▶ _Saved entries_
BEGIN

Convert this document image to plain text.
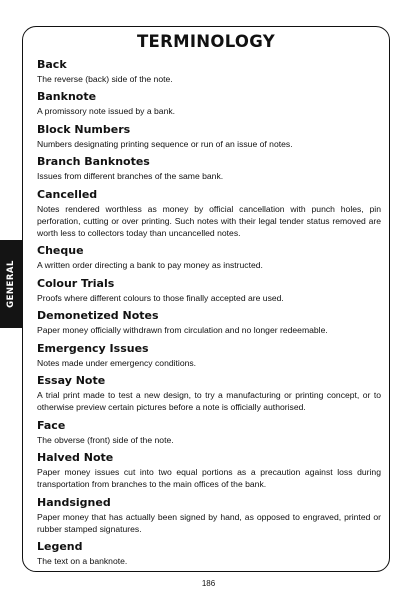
GENERAL
TERMINOLOGY
Back

The reverse (back) side of the note.

Banknote

A promissory note issued by a bank.

Block Numbers

Numbers designating printing sequence or run of an issue of notes.

Branch Banknotes

Issues from different branches of the same bank.

Cancelled

Notes rendered worthless as money by official cancellation with punch holes, pin perforation, cutting or over printing. Such notes with their legal tender status removed are worth less to collectors today than uncancelled notes.

Cheque

A written order directing a bank to pay money as instructed.

Colour Trials

Proofs where different colours to those finally accepted are used.

Demonetized Notes

Paper money officially withdrawn from circulation and no longer redeemable.

Emergency Issues

Notes made under emergency conditions.

Essay Note

A trial print made to test a new design, to try a manufacturing or printing concept, or to otherwise preview certain pictures before a note is officially authorised.

Face

The obverse (front) side of the note.

Halved Note

Paper money issues cut into two equal portions as a precaution against loss during transportation from branches to the main offices of the bank.

Handsigned

Paper money that has actually been signed by hand, as opposed to engraved, printed or rubber stamped signatures.

Legend

The text on a banknote.

186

END

▶ _SET EXERCISE_
Omit all pictures while transcribing the entries verbatim.

▶ _EXERCISE RESPONSE_
Convert this document image to plain text.
GENERAL
TERMINOLOGY
Back

The reverse (back) side of the note.

Banknote

A promissory note issued by a bank.

Block Numbers

Numbers designating printing sequence or run of an issue of notes.

Branch Banknotes

Issues from different branches of the same bank.

Cancelled

Notes rendered worthless as money by official cancellation with punch holes, pin perforation, cutting or over printing. Such notes with their legal tender status removed are worth less to collectors today than uncancelled notes.

Cheque

A written order directing a bank to pay money as instructed.

Colour Trials

Proofs where different colours to those finally accepted are used.

Demonetized Notes

Paper money officially withdrawn from circulation and no longer redeemable.

Emergency Issues

Notes made under emergency conditions.

Essay Note

A trial print made to test a new design, to try a manufacturing or printing concept, or to otherwise preview certain pictures before a note is officially authorised.

Face

The obverse (front) side of the note.

Halved Note

Paper money issues cut into two equal portions as a precaution against loss during transportation from branches to the main offices of the bank.

Handsigned

Paper money that has actually been signed by hand, as opposed to engraved, printed or rubber stamped signatures.

Legend

The text on a banknote.

186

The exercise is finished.